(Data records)
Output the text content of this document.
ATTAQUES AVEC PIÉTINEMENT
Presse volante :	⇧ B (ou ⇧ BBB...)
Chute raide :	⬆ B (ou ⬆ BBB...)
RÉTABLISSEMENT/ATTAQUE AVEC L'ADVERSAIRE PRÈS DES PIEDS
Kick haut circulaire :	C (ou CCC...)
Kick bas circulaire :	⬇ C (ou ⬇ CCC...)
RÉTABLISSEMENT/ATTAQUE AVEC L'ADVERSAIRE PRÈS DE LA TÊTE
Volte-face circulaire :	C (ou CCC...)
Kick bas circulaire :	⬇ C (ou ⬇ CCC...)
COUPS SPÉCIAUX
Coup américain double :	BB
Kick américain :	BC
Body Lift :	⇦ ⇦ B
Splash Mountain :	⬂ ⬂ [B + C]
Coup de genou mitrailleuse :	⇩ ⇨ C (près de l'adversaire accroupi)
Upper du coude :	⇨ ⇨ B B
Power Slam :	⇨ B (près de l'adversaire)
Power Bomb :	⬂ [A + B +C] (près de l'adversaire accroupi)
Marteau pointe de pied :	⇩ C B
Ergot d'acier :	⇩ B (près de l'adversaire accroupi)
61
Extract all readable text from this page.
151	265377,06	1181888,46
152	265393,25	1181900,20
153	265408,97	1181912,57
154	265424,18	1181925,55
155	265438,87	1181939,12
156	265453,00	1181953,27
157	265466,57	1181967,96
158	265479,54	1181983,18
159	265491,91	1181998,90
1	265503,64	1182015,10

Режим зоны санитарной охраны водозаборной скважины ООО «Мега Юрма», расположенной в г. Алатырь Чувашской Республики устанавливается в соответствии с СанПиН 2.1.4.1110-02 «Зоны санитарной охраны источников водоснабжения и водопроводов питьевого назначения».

== Job ==
Exactly reproduce the lines from the one containing "Extract all readable text from this page." through the end of the records, and only those lines.

== Expected answer ==
Extract all readable text from this page.
151	265377,06	1181888,46
152	265393,25	1181900,20
153	265408,97	1181912,57
154	265424,18	1181925,55
155	265438,87	1181939,12
156	265453,00	1181953,27
157	265466,57	1181967,96
158	265479,54	1181983,18
159	265491,91	1181998,90
1	265503,64	1182015,10

Режим зоны санитарной охраны водозаборной скважины ООО «Мега Юрма», расположенной в г. Алатырь Чувашской Республики устанавливается в соответствии с СанПиН 2.1.4.1110-02 «Зоны санитарной охраны источников водоснабжения и водопроводов питьевого назначения».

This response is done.